# WORK TO DO
Search the data for the string "Number" and extract every line where it appears.

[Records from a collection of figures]

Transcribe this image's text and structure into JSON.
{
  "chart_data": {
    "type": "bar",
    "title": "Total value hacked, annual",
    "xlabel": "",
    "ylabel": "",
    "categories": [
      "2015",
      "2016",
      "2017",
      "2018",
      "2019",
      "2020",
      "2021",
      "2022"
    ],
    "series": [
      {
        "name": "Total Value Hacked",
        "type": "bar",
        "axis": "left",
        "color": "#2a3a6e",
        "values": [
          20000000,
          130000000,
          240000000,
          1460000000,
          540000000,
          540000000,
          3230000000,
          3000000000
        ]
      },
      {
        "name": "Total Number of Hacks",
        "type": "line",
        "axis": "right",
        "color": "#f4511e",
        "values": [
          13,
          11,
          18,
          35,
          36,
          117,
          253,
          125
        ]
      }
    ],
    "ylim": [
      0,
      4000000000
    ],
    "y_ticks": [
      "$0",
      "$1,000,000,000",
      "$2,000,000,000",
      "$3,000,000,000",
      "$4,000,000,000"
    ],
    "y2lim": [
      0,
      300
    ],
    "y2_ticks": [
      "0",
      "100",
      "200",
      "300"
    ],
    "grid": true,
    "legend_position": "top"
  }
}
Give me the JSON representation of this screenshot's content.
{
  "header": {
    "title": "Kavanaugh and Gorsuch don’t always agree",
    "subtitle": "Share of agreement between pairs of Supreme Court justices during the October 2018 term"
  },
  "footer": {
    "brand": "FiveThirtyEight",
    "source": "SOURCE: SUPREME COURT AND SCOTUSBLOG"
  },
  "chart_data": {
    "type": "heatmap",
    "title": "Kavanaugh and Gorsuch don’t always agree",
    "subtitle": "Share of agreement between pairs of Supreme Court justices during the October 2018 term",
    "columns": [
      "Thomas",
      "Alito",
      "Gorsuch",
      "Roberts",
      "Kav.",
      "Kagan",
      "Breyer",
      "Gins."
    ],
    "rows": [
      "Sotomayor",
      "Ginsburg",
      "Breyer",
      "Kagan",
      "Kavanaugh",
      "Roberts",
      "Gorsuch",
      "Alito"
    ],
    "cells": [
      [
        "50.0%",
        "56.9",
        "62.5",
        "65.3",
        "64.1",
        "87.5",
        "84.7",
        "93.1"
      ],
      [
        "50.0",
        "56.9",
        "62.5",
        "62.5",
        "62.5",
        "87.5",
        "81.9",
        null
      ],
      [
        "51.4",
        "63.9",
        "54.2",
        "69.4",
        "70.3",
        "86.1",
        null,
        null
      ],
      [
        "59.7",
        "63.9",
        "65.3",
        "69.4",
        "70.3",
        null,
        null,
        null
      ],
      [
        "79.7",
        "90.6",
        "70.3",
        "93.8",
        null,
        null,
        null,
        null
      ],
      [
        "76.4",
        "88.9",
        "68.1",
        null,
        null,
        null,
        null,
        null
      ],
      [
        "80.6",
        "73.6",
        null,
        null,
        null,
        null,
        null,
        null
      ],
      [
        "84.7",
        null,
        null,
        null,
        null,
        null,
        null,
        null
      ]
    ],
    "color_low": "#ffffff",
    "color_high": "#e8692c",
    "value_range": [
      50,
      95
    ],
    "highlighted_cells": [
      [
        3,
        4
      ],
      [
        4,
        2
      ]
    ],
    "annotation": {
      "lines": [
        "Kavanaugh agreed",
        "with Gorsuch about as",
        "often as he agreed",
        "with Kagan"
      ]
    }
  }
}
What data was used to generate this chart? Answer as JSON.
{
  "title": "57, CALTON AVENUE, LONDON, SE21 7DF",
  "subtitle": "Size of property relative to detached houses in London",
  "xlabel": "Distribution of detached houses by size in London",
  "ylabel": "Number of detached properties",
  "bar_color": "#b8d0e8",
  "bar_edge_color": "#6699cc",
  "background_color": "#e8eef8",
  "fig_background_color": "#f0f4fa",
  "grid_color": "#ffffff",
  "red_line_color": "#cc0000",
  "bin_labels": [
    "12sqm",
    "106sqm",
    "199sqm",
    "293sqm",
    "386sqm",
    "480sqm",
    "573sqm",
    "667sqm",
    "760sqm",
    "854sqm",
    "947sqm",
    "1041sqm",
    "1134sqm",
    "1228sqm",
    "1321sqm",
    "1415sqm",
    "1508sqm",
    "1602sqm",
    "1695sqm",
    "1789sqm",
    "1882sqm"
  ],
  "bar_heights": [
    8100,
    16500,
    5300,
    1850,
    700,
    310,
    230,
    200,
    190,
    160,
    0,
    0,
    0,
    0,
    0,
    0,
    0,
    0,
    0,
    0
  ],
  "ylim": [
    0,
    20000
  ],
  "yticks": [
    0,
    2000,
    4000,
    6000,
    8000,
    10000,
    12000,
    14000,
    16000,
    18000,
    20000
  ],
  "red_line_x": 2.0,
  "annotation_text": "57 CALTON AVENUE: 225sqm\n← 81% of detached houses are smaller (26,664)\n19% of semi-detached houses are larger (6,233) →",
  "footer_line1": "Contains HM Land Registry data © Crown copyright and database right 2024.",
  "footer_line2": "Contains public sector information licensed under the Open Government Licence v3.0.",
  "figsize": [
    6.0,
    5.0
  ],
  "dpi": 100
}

# EXERCISE RESPONSE
        "name": "Total Number of Hacks",
  "ylabel": "Number of detached properties",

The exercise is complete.